-- START Dataset excerpts --
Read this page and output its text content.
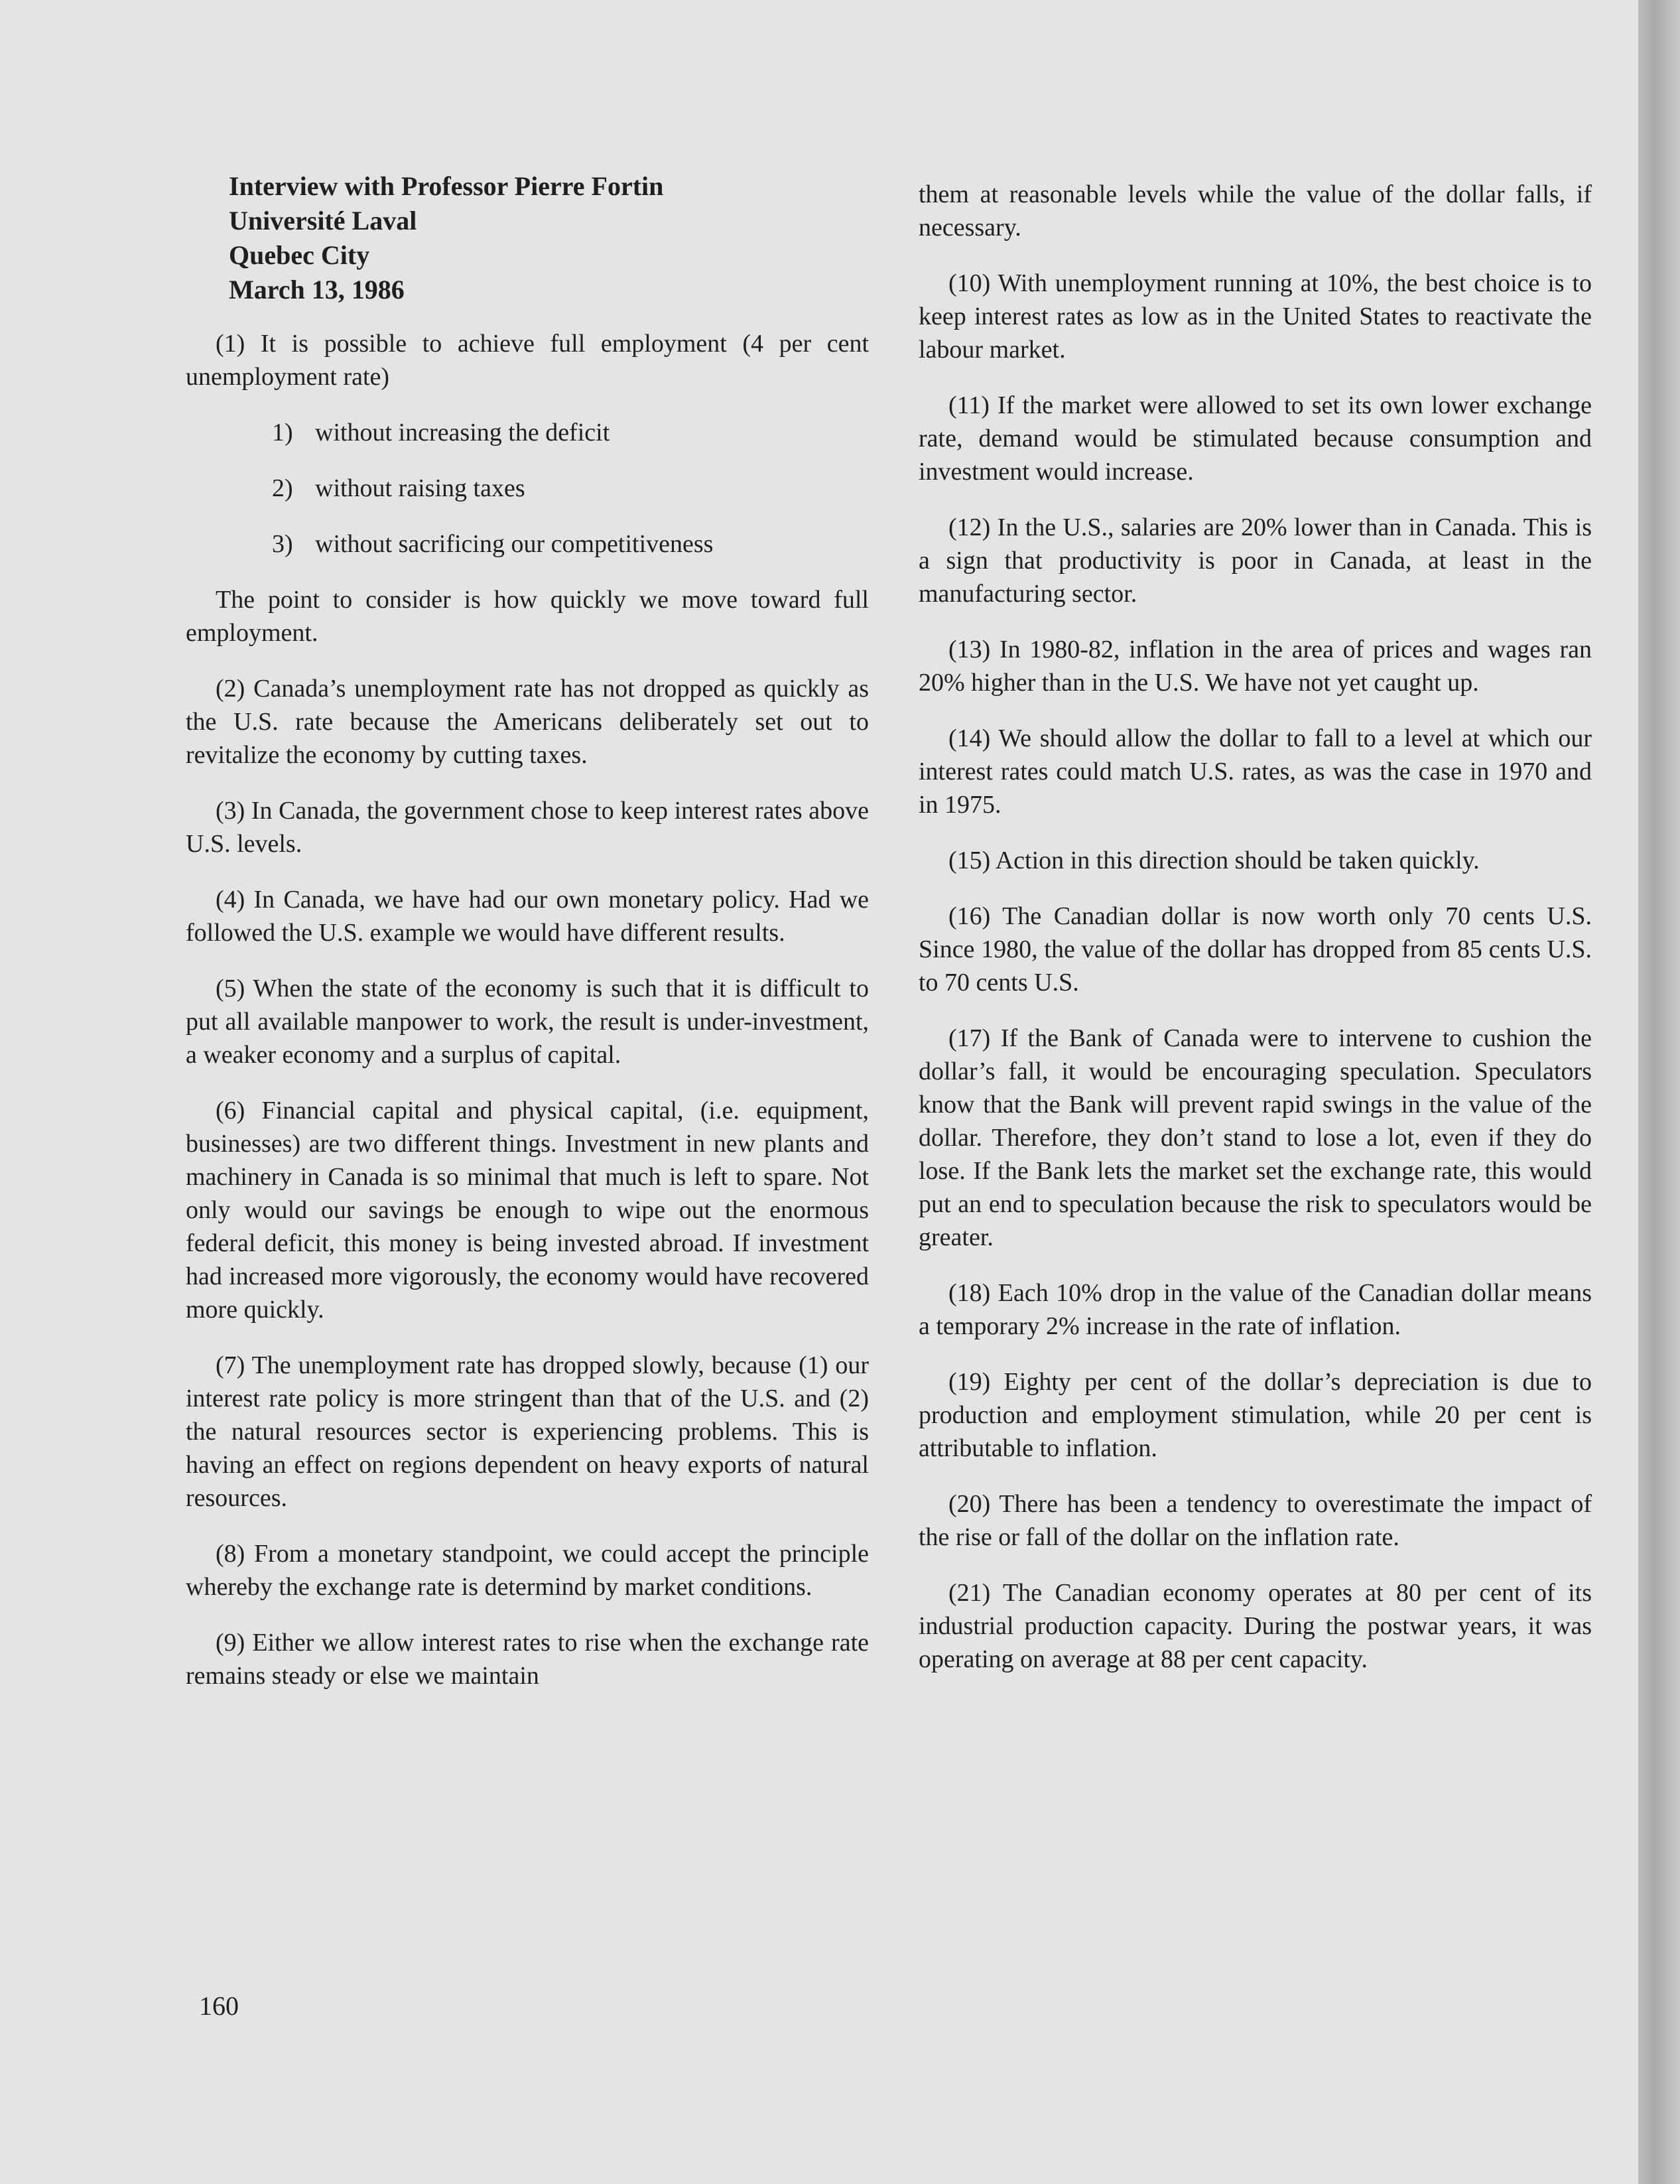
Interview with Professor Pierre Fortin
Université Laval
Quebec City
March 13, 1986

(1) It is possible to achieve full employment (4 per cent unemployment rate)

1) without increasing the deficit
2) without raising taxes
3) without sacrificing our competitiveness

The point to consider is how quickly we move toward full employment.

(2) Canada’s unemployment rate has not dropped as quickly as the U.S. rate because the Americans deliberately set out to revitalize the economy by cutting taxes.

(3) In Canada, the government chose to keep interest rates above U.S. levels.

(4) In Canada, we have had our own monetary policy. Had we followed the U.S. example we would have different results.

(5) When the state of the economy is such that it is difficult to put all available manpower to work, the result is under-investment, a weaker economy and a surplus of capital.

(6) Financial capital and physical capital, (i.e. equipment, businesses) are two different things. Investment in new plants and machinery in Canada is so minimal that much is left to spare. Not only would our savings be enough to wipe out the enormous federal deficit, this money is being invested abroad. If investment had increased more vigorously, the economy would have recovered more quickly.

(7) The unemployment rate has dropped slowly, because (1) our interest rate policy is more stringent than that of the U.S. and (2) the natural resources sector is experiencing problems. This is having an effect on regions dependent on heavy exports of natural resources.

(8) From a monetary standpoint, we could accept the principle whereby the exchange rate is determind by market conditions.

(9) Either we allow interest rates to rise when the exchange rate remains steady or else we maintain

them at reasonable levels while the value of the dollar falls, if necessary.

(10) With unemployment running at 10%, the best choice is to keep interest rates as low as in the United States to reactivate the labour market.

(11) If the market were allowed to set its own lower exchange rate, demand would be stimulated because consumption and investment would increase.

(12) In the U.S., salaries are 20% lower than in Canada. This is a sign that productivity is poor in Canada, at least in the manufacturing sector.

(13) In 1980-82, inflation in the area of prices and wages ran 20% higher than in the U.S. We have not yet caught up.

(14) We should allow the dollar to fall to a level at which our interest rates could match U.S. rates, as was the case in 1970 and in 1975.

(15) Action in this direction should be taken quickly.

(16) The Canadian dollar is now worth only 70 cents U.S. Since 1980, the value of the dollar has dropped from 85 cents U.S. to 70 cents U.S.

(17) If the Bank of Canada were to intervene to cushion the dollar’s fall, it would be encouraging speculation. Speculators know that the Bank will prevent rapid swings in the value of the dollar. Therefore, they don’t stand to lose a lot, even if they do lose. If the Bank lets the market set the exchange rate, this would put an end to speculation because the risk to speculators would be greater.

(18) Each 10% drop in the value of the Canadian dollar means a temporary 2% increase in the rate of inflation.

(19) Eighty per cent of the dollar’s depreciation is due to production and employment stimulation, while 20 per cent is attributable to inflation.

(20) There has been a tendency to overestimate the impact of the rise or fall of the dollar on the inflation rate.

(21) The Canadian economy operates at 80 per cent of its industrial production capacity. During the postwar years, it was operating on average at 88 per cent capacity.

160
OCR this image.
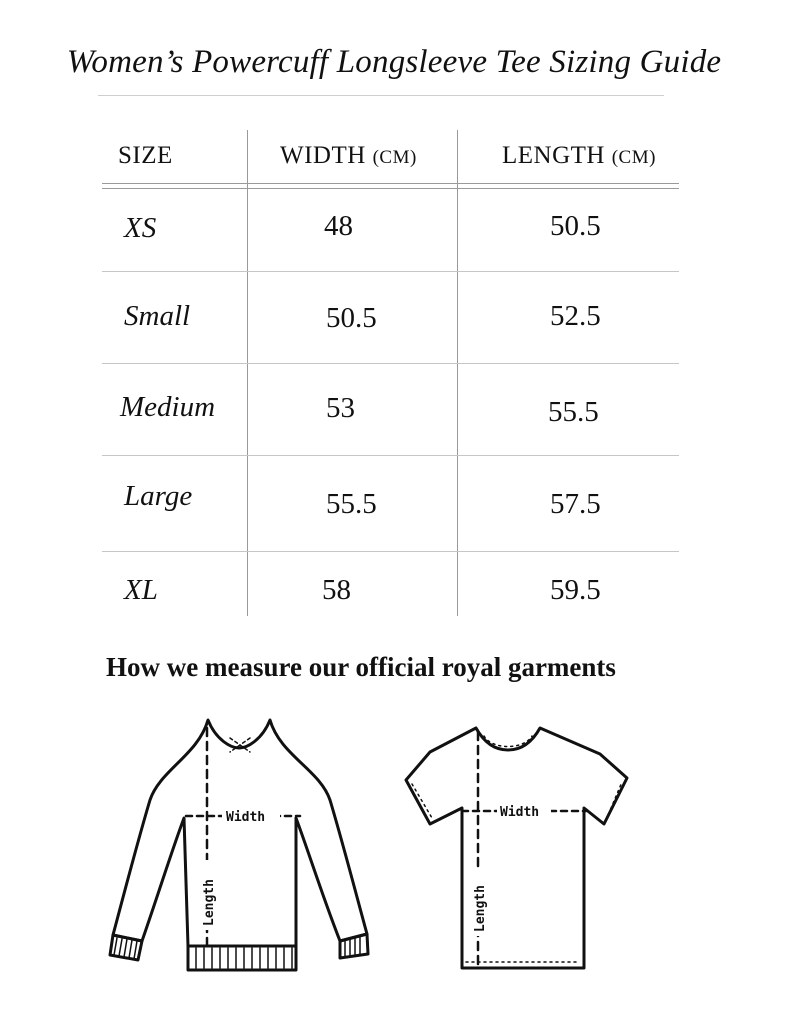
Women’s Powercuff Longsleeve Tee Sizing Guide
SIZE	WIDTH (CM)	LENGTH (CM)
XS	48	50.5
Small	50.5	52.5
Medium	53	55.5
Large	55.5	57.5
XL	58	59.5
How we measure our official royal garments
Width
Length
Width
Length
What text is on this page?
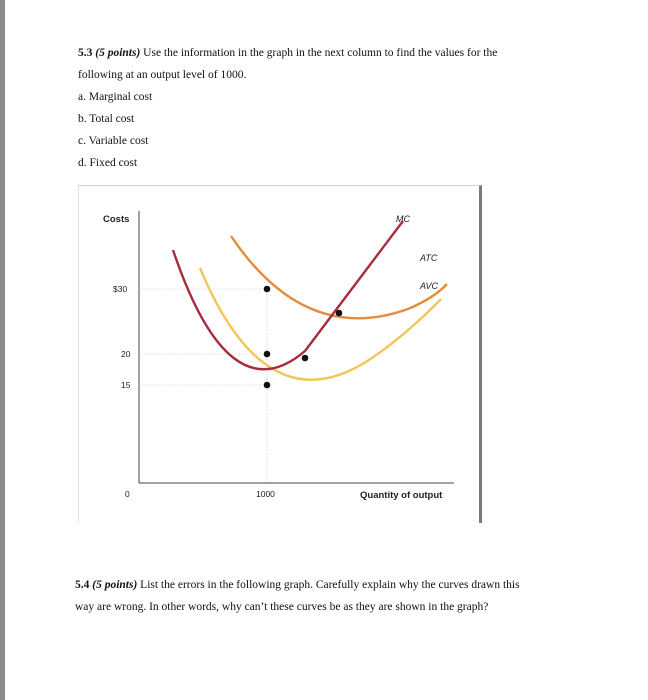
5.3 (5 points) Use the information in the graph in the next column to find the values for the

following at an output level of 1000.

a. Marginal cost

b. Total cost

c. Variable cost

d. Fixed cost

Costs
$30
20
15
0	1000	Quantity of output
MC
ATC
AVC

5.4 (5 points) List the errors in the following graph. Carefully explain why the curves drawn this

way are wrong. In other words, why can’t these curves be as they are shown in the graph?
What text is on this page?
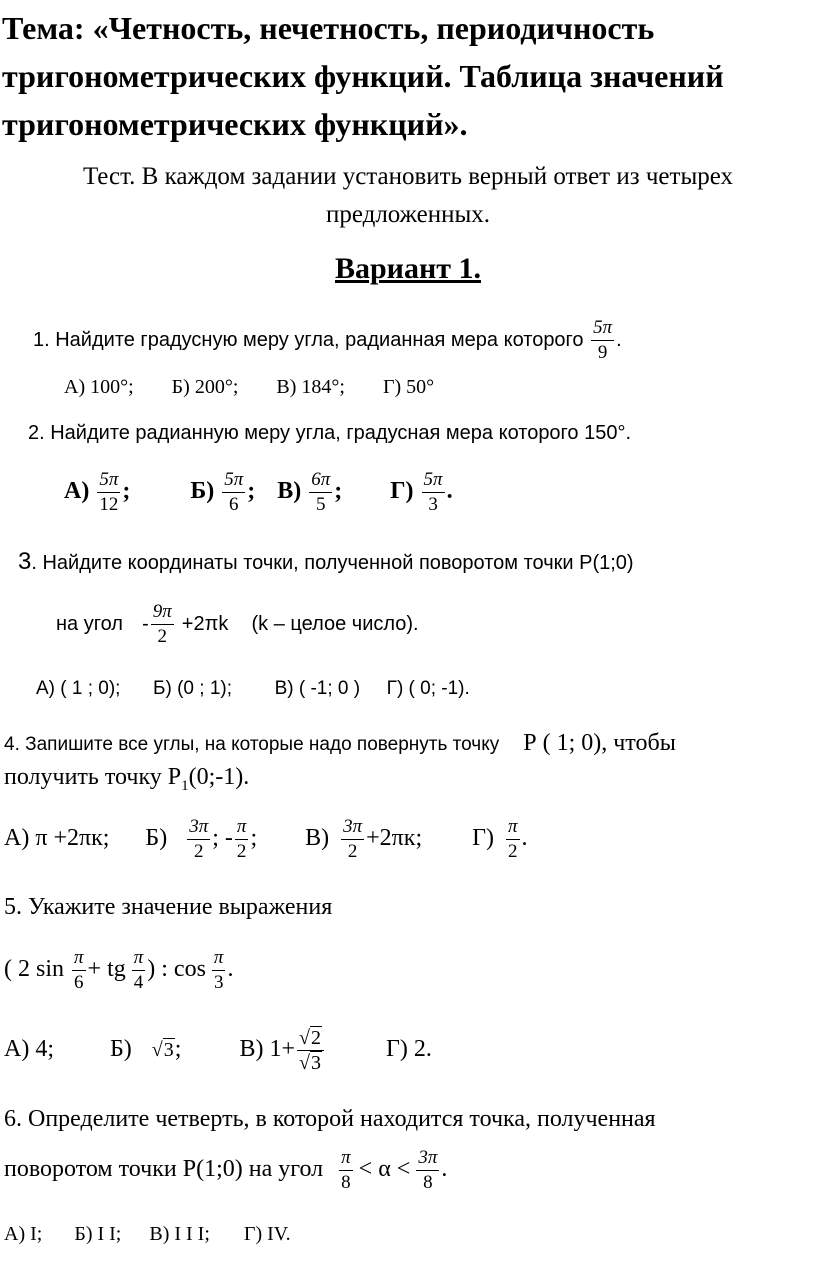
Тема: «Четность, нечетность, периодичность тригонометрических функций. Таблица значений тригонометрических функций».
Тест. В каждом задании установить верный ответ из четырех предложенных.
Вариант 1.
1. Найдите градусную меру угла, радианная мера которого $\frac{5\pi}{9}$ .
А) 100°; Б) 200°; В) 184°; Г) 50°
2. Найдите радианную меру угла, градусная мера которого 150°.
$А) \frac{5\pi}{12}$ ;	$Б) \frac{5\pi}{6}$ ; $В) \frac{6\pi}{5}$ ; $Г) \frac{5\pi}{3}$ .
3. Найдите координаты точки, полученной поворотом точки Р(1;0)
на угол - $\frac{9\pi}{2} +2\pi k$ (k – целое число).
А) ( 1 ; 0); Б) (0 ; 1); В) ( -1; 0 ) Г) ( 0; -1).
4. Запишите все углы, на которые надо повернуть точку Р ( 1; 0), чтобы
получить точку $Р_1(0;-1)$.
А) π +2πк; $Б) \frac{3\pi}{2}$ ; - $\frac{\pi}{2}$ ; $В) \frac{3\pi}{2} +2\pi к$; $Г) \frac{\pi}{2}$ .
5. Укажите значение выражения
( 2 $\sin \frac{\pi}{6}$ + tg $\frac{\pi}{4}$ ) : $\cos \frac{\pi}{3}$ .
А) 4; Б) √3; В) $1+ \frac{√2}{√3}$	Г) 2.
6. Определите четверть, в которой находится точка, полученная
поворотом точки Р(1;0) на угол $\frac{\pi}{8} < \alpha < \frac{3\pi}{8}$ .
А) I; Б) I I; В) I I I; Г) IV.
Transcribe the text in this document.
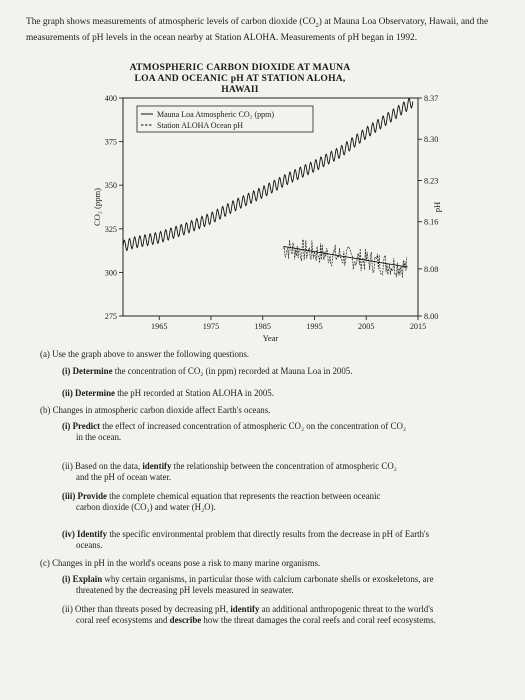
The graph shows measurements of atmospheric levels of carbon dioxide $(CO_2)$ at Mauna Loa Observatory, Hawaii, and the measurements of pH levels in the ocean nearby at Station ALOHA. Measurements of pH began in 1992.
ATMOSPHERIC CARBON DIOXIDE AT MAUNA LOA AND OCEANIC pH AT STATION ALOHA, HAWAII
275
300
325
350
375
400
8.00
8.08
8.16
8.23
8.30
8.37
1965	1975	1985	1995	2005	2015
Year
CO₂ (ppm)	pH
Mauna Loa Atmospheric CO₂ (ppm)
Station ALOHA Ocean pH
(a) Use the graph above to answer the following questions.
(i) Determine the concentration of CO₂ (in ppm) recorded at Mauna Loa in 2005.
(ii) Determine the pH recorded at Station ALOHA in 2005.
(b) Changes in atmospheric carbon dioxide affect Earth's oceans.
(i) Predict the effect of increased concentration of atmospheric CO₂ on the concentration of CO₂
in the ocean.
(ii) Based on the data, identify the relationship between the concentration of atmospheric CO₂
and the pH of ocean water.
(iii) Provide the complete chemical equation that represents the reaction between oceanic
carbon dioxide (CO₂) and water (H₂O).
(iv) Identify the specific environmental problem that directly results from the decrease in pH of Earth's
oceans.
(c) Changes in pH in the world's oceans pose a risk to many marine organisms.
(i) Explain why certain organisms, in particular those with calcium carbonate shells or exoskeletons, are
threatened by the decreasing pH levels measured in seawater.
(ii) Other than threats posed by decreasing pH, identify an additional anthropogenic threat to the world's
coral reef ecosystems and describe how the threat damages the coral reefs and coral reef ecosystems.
-- END Dataset excerpts --
### Stated task:
Copy out every line in the listing where the word "only" appears.

### Response to this exercise:
(6) Financial capital and physical capital, (i.e. equipment, businesses) are two different things. Investment in new plants and machinery in Canada is so minimal that much is left to spare. Not only would our savings be enough to wipe out the enormous federal deficit, this money is being invested abroad. If investment had increased more vigorously, the economy would have recovered more quickly.
(16) The Canadian dollar is now worth only 70 cents U.S. Since 1980, the value of the dollar has dropped from 85 cents U.S. to 70 cents U.S.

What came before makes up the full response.